▸ **SET TASK**
Within the listing below, locate all lines containing the word "text". Copy each one.

▸ **MATERIAL FOR THIS EXERCISE**
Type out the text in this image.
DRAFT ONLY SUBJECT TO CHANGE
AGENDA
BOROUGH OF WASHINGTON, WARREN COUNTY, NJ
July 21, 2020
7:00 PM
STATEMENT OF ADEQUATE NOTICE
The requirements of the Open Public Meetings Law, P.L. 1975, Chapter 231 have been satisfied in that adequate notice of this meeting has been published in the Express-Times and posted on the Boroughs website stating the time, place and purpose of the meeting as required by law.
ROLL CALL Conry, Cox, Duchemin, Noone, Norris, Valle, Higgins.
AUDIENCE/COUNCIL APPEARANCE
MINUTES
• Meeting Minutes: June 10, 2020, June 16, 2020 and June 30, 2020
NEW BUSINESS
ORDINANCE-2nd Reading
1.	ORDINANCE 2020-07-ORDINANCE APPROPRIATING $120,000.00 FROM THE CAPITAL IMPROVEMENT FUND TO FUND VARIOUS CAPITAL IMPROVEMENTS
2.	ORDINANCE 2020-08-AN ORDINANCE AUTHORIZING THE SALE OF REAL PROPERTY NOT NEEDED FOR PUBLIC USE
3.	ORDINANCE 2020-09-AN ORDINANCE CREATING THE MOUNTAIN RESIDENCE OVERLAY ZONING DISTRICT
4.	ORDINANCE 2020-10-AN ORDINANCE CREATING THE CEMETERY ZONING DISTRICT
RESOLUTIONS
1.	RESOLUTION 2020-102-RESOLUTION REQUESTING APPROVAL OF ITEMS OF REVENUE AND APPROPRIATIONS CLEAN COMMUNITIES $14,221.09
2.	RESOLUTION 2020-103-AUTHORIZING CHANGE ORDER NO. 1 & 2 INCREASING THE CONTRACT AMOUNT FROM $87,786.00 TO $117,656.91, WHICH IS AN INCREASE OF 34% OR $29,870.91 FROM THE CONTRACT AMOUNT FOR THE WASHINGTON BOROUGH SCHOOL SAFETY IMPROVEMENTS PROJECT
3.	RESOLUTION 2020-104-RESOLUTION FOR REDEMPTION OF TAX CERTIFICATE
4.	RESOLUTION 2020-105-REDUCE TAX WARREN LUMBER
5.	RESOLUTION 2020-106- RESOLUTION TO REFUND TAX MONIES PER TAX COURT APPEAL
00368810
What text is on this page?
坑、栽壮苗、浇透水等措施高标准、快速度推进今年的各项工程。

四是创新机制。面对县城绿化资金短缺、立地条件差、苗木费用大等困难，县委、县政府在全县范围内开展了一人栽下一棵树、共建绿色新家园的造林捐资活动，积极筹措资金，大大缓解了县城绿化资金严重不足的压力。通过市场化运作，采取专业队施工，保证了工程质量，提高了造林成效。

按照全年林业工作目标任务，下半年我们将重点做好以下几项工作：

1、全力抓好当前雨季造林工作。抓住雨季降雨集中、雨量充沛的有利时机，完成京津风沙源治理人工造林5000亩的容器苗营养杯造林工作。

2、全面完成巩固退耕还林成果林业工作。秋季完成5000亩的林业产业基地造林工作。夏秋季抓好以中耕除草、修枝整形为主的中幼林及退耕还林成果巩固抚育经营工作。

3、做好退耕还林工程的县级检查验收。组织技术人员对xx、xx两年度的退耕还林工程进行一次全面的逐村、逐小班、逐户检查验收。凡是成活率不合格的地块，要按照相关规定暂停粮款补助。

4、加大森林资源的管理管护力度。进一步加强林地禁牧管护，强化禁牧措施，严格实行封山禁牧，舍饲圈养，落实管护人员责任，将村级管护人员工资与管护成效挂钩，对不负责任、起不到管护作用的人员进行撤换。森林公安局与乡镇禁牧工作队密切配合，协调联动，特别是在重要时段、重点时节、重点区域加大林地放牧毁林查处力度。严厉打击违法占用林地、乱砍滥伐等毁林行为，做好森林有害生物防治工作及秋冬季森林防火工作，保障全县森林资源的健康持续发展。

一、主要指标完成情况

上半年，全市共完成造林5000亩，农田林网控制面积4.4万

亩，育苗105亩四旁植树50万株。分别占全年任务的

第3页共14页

▸ **FULL OUTPUT**
Type out the text in this image.
What text is on this page?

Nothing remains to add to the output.